» PROVIDED PASSAGE
# # # #

Bieber was discovered on YouTube, and the ensuing gold rush made it difficult for newcomers to that site to find any traction. “It’s really hard to be heard,” Alvarado says. “We had over 20 million views on YouTube, and half a million subscribers, but even that wasn’t enough to break through.”

Vine artists usually start with cover songs, then gradually introduce their own material (if they have any). They use Vine to drive traffic to their longer-form YouTube videos, or their Twitter or Instagram feeds. “All this feeds into building your brand,” says Keith Caulfield, associate director of charts and sales at Billboard. “If Shawn Mendes had tens of thousands of re-Vines and millions of views on YouTube, and Facebook impressions and Tumblr followers – when you add up all of those impressions, it becomes a tangible audience of people who are willing to engage with you and become part of your fan base.”

# # # #

» PROVIDED RECORDS
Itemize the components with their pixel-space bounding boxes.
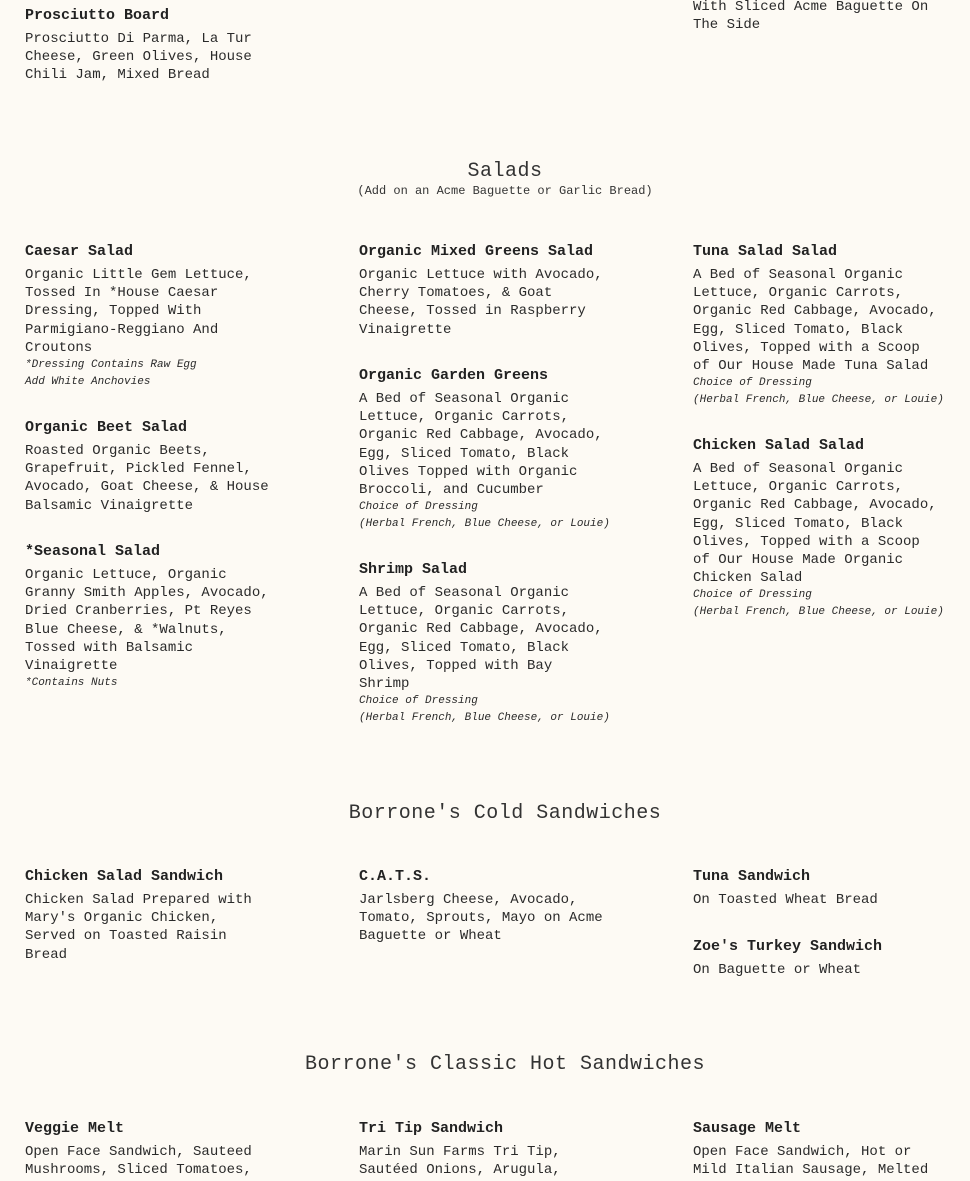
item-name: Shrimp Salad (359, 561, 468, 578)
item-description: Organic Little Gem Lettuce, Tossed In *House Caesar Dressing, Topped With Parmigiano-Reggiano And Croutons (25, 267, 252, 356)
menu-item-organic-beet-salad (25, 419, 285, 515)
item-name: *Seasonal Salad (25, 543, 161, 560)
item-description: On Toasted Wheat Bread (693, 892, 878, 908)
item-description: A Bed of Seasonal Organic Lettuce, Organic Carrots, Organic Red Cabbage, Avocado, Egg, Sliced Tomato, Black Olives, Topped with Bay Shrimp (359, 585, 603, 693)
item-name: Caesar Salad (25, 243, 134, 260)
item-name: Tuna Salad Salad (693, 243, 838, 260)
item-name: Organic Mixed Greens Salad (359, 243, 594, 260)
item-name: Chicken Salad Sandwich (25, 868, 224, 885)
item-note: Choice of Dressing (Herbal French, Blue Cheese, or Louie) (359, 695, 610, 724)
item-description: A Bed of Seasonal Organic Lettuce, Organic Carrots, Organic Red Cabbage, Avocado, Egg, Sliced Tomato, Black Olives Topped with Organic Broccoli, and Cucumber (359, 391, 603, 499)
menu-item-tri-tip-sandwich (359, 1120, 619, 1179)
menu-item-tuna-salad-salad (693, 243, 953, 408)
item-name: Sausage Melt (693, 1120, 802, 1137)
menu-item-organic-garden-greens (359, 367, 619, 532)
menu-item-sausage-melt (693, 1120, 953, 1179)
menu-item-zoes-turkey-sandwich (693, 938, 953, 979)
item-name: Chicken Salad Salad (693, 437, 865, 454)
item-name: Veggie Melt (25, 1120, 125, 1137)
item-description: Organic Lettuce, Organic Granny Smith Apples, Avocado, Dried Cranberries, Pt Reyes Blue Cheese, & *Walnuts, Tossed with Balsamic Vinaigrette (25, 567, 269, 675)
menu-item-organic-mixed-greens-salad (359, 243, 619, 339)
item-description: Organic Lettuce with Avocado, Cherry Tomatoes, & Goat Cheese, Tossed in Raspberry Vinaigrette (359, 267, 603, 338)
item-name: Prosciutto Board (25, 7, 170, 24)
menu-item-tuna-sandwich (693, 868, 953, 909)
item-note: Choice of Dressing (Herbal French, Blue Cheese, or Louie) (359, 501, 610, 530)
menu-item-cats (359, 868, 619, 946)
item-description: Jarlsberg Cheese, Avocado, Tomato, Sprouts, Mayo on Acme Baguette or Wheat (359, 892, 603, 945)
item-description: On Baguette or Wheat (693, 962, 862, 978)
item-description: Roasted Organic Beets, Grapefruit, Pickled Fennel, Avocado, Goat Cheese, & House Balsamic Vinaigrette (25, 443, 269, 514)
section-subtitle-salads: (Add on an Acme Baguette or Garlic Bread) (357, 184, 653, 198)
item-note: *Contains Nuts (25, 677, 118, 690)
menu-item-caesar-salad (25, 243, 285, 390)
menu-item-veggie-melt (25, 1120, 285, 1179)
item-description: Open Face Sandwich, Hot or Mild Italian Sausage, Melted (693, 1144, 929, 1179)
menu-item-chicken-salad-sandwich (25, 868, 285, 964)
item-description: Open Face Sandwich, Sauteed Mushrooms, Sliced Tomatoes, (25, 1144, 252, 1179)
section-title-cold-sandwiches: Borrone's Cold Sandwiches (348, 802, 662, 825)
section-title-hot-sandwiches: Borrone's Classic Hot Sandwiches (304, 1053, 706, 1076)
item-description: Prosciutto Di Parma, La Tur Cheese, Green Olives, House Chili Jam, Mixed Bread (25, 31, 252, 84)
item-note: Choice of Dressing (Herbal French, Blue Cheese, or Louie) (693, 589, 944, 619)
item-name: Tuna Sandwich (693, 868, 811, 885)
menu-item-partial-top-right (693, 0, 953, 34)
item-name: C.A.T.S. (359, 868, 432, 885)
menu-item-shrimp-salad (359, 561, 619, 726)
menu-item-chicken-salad-salad (693, 437, 953, 621)
item-name: Organic Beet Salad (25, 419, 188, 436)
item-description: A Bed of Seasonal Organic Lettuce, Organic Carrots, Organic Red Cabbage, Avocado, Egg, Sliced Tomato, Black Olives, Topped with a Scoop of Our House Made Tuna Salad (693, 267, 937, 375)
item-note: *Dressing Contains Raw Egg Add White Anchovies (25, 359, 197, 388)
item-description: A Bed of Seasonal Organic Lettuce, Organic Carrots, Organic Red Cabbage, Avocado, Egg, Sliced Tomato, Black Olives, Topped with a Scoop of Our House Made Organic Chicken Salad (693, 461, 937, 587)
item-note: Choice of Dressing (Herbal French, Blue Cheese, or Louie) (693, 377, 944, 406)
item-name: Organic Garden Greens (359, 367, 549, 384)
menu-item-prosciutto-board (25, 7, 285, 85)
item-description: Marin Sun Farms Tri Tip, Sautéed Onions, Arugula, (359, 1144, 561, 1179)
menu-item-seasonal-salad (25, 543, 285, 692)
item-description: With Sliced Acme Baguette On The Side (693, 0, 929, 34)
item-name: Zoe's Turkey Sandwich (693, 938, 883, 955)
item-name: Tri Tip Sandwich (359, 1120, 504, 1137)
section-title-salads: Salads (467, 160, 543, 183)
item-description: Chicken Salad Prepared with Mary's Organic Chicken, Served on Toasted Raisin Bread (25, 892, 252, 963)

# # # #

» WHAT YOU NEED TO DO
In the passage about Vine musicians, what is Keith Caulfield's position at Billboard?

» TASK RESULT
Associate director of charts and sales